Transcribe the lines below exactly, from the start through the line containing "sidebar-group-loans[interactable]: Loans ▶", inclusive of both ends, and nothing after it.

*Dataset excerpts*:
----

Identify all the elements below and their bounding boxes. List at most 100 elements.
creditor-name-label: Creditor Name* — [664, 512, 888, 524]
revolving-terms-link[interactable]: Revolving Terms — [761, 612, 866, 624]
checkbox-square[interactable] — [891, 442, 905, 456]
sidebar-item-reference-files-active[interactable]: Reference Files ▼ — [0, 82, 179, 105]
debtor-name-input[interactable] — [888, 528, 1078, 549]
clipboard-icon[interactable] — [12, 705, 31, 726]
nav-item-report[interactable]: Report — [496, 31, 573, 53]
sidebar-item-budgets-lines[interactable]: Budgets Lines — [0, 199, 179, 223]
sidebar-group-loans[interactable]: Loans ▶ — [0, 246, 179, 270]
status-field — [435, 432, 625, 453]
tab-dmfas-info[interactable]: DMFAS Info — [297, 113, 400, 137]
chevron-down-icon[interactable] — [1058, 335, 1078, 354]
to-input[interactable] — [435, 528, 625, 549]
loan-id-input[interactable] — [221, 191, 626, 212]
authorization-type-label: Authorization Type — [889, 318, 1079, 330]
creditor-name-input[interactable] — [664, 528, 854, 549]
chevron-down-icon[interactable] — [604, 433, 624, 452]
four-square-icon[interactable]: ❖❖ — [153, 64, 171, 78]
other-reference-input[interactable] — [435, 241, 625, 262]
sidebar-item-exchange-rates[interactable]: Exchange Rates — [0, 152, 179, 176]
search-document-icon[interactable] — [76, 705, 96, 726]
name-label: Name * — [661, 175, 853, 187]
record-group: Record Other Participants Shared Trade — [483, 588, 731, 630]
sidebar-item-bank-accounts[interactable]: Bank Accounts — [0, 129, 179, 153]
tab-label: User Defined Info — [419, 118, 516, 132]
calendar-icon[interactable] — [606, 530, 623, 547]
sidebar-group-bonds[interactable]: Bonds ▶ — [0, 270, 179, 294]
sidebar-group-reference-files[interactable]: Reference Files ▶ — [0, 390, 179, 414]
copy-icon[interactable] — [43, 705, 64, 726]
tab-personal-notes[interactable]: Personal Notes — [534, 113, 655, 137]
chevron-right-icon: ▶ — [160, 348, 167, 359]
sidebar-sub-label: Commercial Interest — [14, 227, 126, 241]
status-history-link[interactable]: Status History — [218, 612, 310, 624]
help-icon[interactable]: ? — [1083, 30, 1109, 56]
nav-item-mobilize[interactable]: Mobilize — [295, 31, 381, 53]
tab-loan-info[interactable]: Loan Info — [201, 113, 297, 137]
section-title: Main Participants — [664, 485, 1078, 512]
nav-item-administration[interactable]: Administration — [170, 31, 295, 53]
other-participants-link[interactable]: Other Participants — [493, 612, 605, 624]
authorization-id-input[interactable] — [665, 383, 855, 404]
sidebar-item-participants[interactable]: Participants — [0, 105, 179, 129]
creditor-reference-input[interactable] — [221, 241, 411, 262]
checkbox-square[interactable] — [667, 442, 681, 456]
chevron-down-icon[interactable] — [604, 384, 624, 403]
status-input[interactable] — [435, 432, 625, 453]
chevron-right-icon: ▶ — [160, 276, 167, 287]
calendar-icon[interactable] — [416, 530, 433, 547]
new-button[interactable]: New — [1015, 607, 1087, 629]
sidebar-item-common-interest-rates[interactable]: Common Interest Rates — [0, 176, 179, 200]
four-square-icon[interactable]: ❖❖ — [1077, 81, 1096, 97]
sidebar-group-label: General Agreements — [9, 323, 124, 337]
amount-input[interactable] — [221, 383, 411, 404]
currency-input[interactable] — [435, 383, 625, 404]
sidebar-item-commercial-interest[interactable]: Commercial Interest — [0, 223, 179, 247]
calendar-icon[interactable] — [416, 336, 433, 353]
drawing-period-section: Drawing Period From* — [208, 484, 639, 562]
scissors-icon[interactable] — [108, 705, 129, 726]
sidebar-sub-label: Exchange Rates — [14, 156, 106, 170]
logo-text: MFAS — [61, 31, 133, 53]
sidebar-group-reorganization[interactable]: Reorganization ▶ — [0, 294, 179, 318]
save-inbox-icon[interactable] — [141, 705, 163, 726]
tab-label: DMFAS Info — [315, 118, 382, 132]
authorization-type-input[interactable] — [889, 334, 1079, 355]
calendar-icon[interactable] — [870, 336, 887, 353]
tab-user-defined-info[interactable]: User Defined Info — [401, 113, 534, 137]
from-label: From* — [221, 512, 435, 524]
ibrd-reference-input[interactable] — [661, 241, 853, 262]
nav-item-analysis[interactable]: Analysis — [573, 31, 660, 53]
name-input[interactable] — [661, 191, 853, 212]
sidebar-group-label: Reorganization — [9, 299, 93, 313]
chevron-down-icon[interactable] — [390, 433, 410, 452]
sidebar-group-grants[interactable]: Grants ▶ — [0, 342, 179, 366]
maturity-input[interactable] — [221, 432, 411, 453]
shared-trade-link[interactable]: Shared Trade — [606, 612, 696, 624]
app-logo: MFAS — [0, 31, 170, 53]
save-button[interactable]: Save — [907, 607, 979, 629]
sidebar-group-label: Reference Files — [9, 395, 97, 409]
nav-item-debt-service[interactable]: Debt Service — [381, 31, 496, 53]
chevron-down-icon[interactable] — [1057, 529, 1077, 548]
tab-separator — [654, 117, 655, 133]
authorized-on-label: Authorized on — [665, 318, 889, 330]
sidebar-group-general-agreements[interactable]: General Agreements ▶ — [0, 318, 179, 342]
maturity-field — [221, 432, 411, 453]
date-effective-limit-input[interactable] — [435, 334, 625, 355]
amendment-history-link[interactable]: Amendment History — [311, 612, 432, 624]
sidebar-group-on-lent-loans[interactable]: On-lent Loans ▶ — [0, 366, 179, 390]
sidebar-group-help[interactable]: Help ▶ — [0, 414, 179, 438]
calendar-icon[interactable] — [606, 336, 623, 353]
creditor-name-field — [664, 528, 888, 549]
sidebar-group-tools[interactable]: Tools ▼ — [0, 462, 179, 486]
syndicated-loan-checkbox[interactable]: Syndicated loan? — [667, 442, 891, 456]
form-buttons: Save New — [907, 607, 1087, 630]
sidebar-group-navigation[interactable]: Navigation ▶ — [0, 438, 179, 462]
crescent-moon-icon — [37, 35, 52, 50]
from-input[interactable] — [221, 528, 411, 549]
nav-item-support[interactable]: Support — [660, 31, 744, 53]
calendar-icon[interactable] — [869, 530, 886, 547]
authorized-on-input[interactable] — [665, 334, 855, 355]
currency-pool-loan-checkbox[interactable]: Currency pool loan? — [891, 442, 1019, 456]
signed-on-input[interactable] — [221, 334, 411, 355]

----

*Correct response*:
Identify all the elements below and their bounding boxes. List at most 100 elements.
creditor-name-label: Creditor Name* — [664, 512, 888, 524]
revolving-terms-link[interactable]: Revolving Terms — [761, 612, 866, 624]
checkbox-square[interactable] — [891, 442, 905, 456]
sidebar-item-reference-files-active[interactable]: Reference Files ▼ — [0, 82, 179, 105]
debtor-name-input[interactable] — [888, 528, 1078, 549]
clipboard-icon[interactable] — [12, 705, 31, 726]
nav-item-report[interactable]: Report — [496, 31, 573, 53]
sidebar-item-budgets-lines[interactable]: Budgets Lines — [0, 199, 179, 223]
sidebar-group-loans[interactable]: Loans ▶ — [0, 246, 179, 270]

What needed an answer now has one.